[INSTRUCTION]: Images must not appear in your copy; reproduce every other part of the records exactly.
# START OF INPUT MATERIAL
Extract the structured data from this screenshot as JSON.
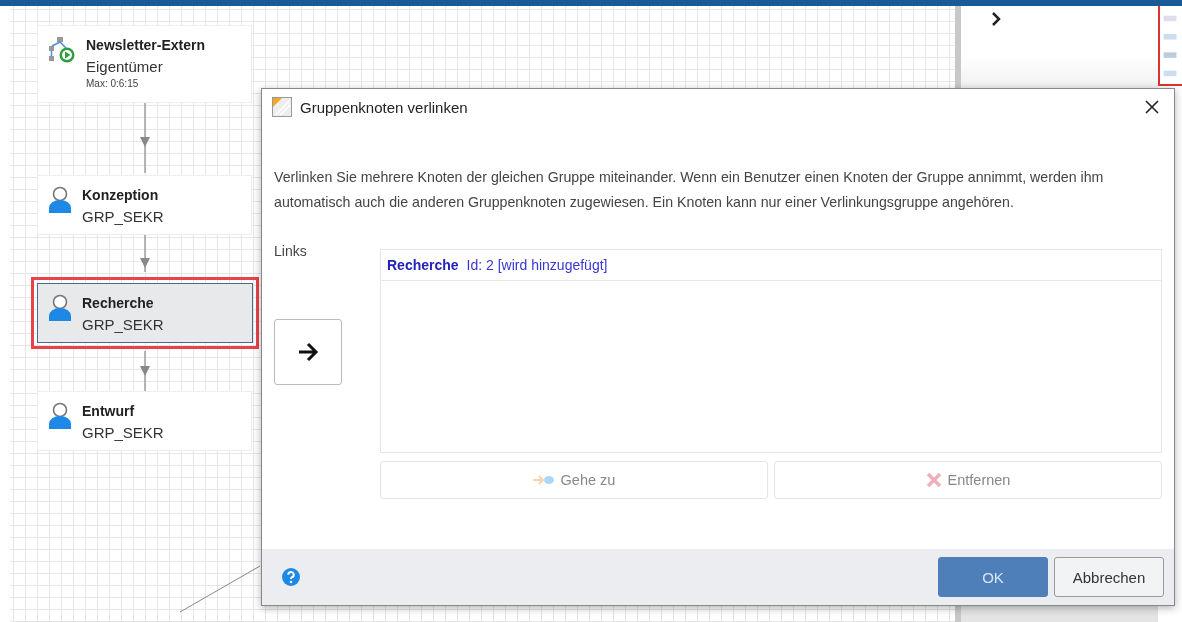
{
  "diagram": {
    "nodes": [
      {
        "kind": "process",
        "title": "Newsletter-Extern",
        "subtitle": "Eigentümer",
        "note": "Max: 0:6:15",
        "selected": false
      },
      {
        "kind": "user",
        "title": "Konzeption",
        "subtitle": "GRP_SEKR",
        "selected": false
      },
      {
        "kind": "user",
        "title": "Recherche",
        "subtitle": "GRP_SEKR",
        "selected": true
      },
      {
        "kind": "user",
        "title": "Entwurf",
        "subtitle": "GRP_SEKR",
        "selected": false
      }
    ]
  },
  "dialog": {
    "title": "Gruppenknoten verlinken",
    "description": "Verlinken Sie mehrere Knoten der gleichen Gruppe miteinander. Wenn ein Benutzer einen Knoten der Gruppe annimmt, werden ihm automatisch auch die anderen Gruppenknoten zugewiesen. Ein Knoten kann nur einer Verlinkungsgruppe angehören.",
    "links_label": "Links",
    "links": [
      {
        "name": "Recherche",
        "detail": "Id: 2 [wird hinzugefügt]"
      }
    ],
    "actions": [
      {
        "kind": "goto",
        "label": "Gehe zu",
        "disabled": true
      },
      {
        "kind": "remove",
        "label": "Entfernen",
        "disabled": true
      }
    ],
    "buttons": [
      {
        "label": "OK",
        "primary": true
      },
      {
        "label": "Abbrechen",
        "primary": false
      }
    ]
  }
}
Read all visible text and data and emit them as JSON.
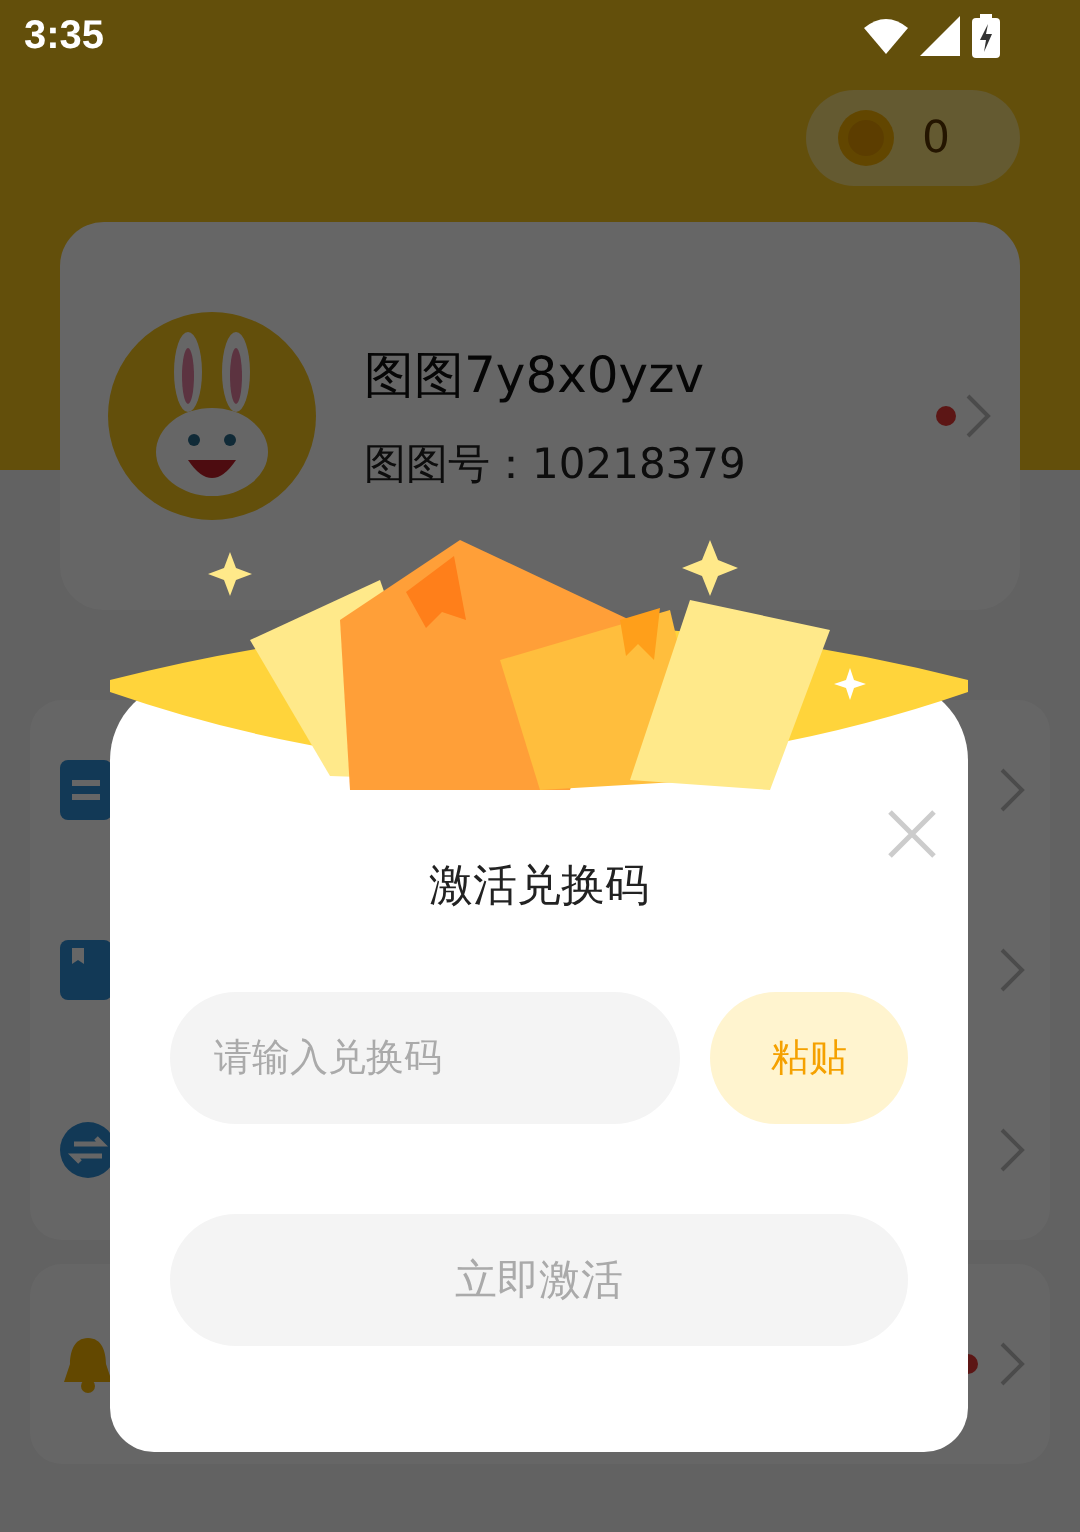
{
  "status_bar": {
    "time": "3:35"
  },
  "coins": {
    "count": "0"
  },
  "profile": {
    "name": "图图7y8x0yzv",
    "id_label": "图图号：10218379",
    "unread": true
  },
  "menu": [
    {
      "kind": "doc",
      "unread": false
    },
    {
      "kind": "book",
      "unread": false
    },
    {
      "kind": "exchange",
      "unread": false
    },
    {
      "kind": "bell",
      "unread": true
    }
  ],
  "dialog": {
    "title": "激活兑换码",
    "code_field": {
      "placeholder": "请输入兑换码"
    },
    "paste_button": "粘贴",
    "activate_button": {
      "label": "立即激活",
      "disabled": true
    }
  }
}
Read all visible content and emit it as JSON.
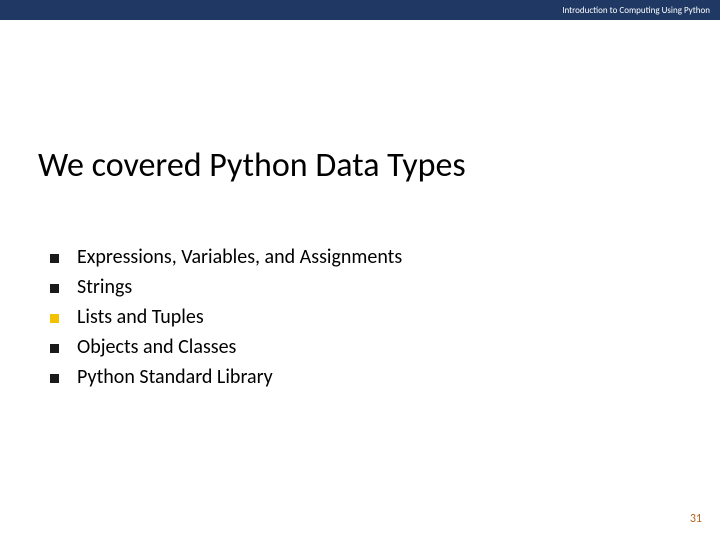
{
  "header": {
    "text": "Introduction to Computing Using Python"
  },
  "title": "We covered Python Data Types",
  "bullets": [
    {
      "text": "Expressions, Variables, and Assignments",
      "color": "#1a1a1a"
    },
    {
      "text": "Strings",
      "color": "#1a1a1a"
    },
    {
      "text": "Lists and Tuples",
      "color": "#f2c200"
    },
    {
      "text": "Objects and Classes",
      "color": "#1a1a1a"
    },
    {
      "text": "Python Standard Library",
      "color": "#1a1a1a"
    }
  ],
  "page_number": "31"
}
# END OF INPUT MATERIAL
[EXERCISE ANSWER]:
Extract the structured data from this screenshot as JSON.
{
  "diagram": {
    "nodes": [
      {
        "kind": "process",
        "title": "Newsletter-Extern",
        "subtitle": "Eigentümer",
        "note": "Max: 0:6:15",
        "selected": false
      },
      {
        "kind": "user",
        "title": "Konzeption",
        "subtitle": "GRP_SEKR",
        "selected": false
      },
      {
        "kind": "user",
        "title": "Recherche",
        "subtitle": "GRP_SEKR",
        "selected": true
      },
      {
        "kind": "user",
        "title": "Entwurf",
        "subtitle": "GRP_SEKR",
        "selected": false
      }
    ]
  },
  "dialog": {
    "title": "Gruppenknoten verlinken",
    "description": "Verlinken Sie mehrere Knoten der gleichen Gruppe miteinander. Wenn ein Benutzer einen Knoten der Gruppe annimmt, werden ihm automatisch auch die anderen Gruppenknoten zugewiesen. Ein Knoten kann nur einer Verlinkungsgruppe angehören.",
    "links_label": "Links",
    "links": [
      {
        "name": "Recherche",
        "detail": "Id: 2 [wird hinzugefügt]"
      }
    ],
    "actions": [
      {
        "kind": "goto",
        "label": "Gehe zu",
        "disabled": true
      },
      {
        "kind": "remove",
        "label": "Entfernen",
        "disabled": true
      }
    ],
    "buttons": [
      {
        "label": "OK",
        "primary": true
      },
      {
        "label": "Abbrechen",
        "primary": false
      }
    ]
  }
}
Read all visible text and data and emit them as JSON.
{
  "status_bar": {
    "time": "3:35"
  },
  "coins": {
    "count": "0"
  },
  "profile": {
    "name": "图图7y8x0yzv",
    "id_label": "图图号：10218379",
    "unread": true
  },
  "menu": [
    {
      "kind": "doc",
      "unread": false
    },
    {
      "kind": "book",
      "unread": false
    },
    {
      "kind": "exchange",
      "unread": false
    },
    {
      "kind": "bell",
      "unread": true
    }
  ],
  "dialog": {
    "title": "激活兑换码",
    "code_field": {
      "placeholder": "请输入兑换码"
    },
    "paste_button": "粘贴",
    "activate_button": {
      "label": "立即激活",
      "disabled": true
    }
  }
}
Read all visible content and emit it as JSON.
{
  "header": {
    "text": "Introduction to Computing Using Python"
  },
  "title": "We covered Python Data Types",
  "bullets": [
    {
      "text": "Expressions, Variables, and Assignments",
      "color": "#1a1a1a"
    },
    {
      "text": "Strings",
      "color": "#1a1a1a"
    },
    {
      "text": "Lists and Tuples",
      "color": "#f2c200"
    },
    {
      "text": "Objects and Classes",
      "color": "#1a1a1a"
    },
    {
      "text": "Python Standard Library",
      "color": "#1a1a1a"
    }
  ],
  "page_number": "31"
}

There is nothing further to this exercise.